— Start of THE DATA —
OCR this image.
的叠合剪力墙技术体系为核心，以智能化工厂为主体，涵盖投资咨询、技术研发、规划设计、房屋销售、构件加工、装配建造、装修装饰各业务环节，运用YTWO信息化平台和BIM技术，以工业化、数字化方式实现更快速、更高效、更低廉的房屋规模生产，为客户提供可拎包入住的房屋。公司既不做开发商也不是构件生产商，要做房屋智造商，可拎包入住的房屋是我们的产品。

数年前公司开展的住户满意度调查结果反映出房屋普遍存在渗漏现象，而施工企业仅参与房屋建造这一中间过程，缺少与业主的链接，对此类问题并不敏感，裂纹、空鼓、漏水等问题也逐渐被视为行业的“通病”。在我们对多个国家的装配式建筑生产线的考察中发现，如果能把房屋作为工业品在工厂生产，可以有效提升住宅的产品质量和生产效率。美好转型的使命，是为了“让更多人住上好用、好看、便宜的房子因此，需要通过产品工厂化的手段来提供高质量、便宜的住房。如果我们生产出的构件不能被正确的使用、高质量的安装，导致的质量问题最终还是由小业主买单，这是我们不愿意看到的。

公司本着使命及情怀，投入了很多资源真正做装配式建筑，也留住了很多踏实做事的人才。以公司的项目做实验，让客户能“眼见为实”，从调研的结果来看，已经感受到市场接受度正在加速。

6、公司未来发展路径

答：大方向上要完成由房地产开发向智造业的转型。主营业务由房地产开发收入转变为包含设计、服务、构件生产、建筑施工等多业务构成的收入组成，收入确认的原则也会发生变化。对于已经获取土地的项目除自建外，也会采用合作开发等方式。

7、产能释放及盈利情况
— End of THE DATA —
- REQUIRED WORK
Write out all of the records once more, exactly.

- SOLVED EXERCISE
OCR this image.
的叠合剪力墙技术体系为核心，以智能化工厂为主体，涵盖投资咨询、技术研发、规划设计、房屋销售、构件加工、装配建造、装修装饰各业务环节，运用YTWO信息化平台和BIM技术，以工业化、数字化方式实现更快速、更高效、更低廉的房屋规模生产，为客户提供可拎包入住的房屋。公司既不做开发商也不是构件生产商，要做房屋智造商，可拎包入住的房屋是我们的产品。

数年前公司开展的住户满意度调查结果反映出房屋普遍存在渗漏现象，而施工企业仅参与房屋建造这一中间过程，缺少与业主的链接，对此类问题并不敏感，裂纹、空鼓、漏水等问题也逐渐被视为行业的“通病”。在我们对多个国家的装配式建筑生产线的考察中发现，如果能把房屋作为工业品在工厂生产，可以有效提升住宅的产品质量和生产效率。美好转型的使命，是为了“让更多人住上好用、好看、便宜的房子因此，需要通过产品工厂化的手段来提供高质量、便宜的住房。如果我们生产出的构件不能被正确的使用、高质量的安装，导致的质量问题最终还是由小业主买单，这是我们不愿意看到的。

公司本着使命及情怀，投入了很多资源真正做装配式建筑，也留住了很多踏实做事的人才。以公司的项目做实验，让客户能“眼见为实”，从调研的结果来看，已经感受到市场接受度正在加速。

6、公司未来发展路径

答：大方向上要完成由房地产开发向智造业的转型。主营业务由房地产开发收入转变为包含设计、服务、构件生产、建筑施工等多业务构成的收入组成，收入确认的原则也会发生变化。对于已经获取土地的项目除自建外，也会采用合作开发等方式。

7、产能释放及盈利情况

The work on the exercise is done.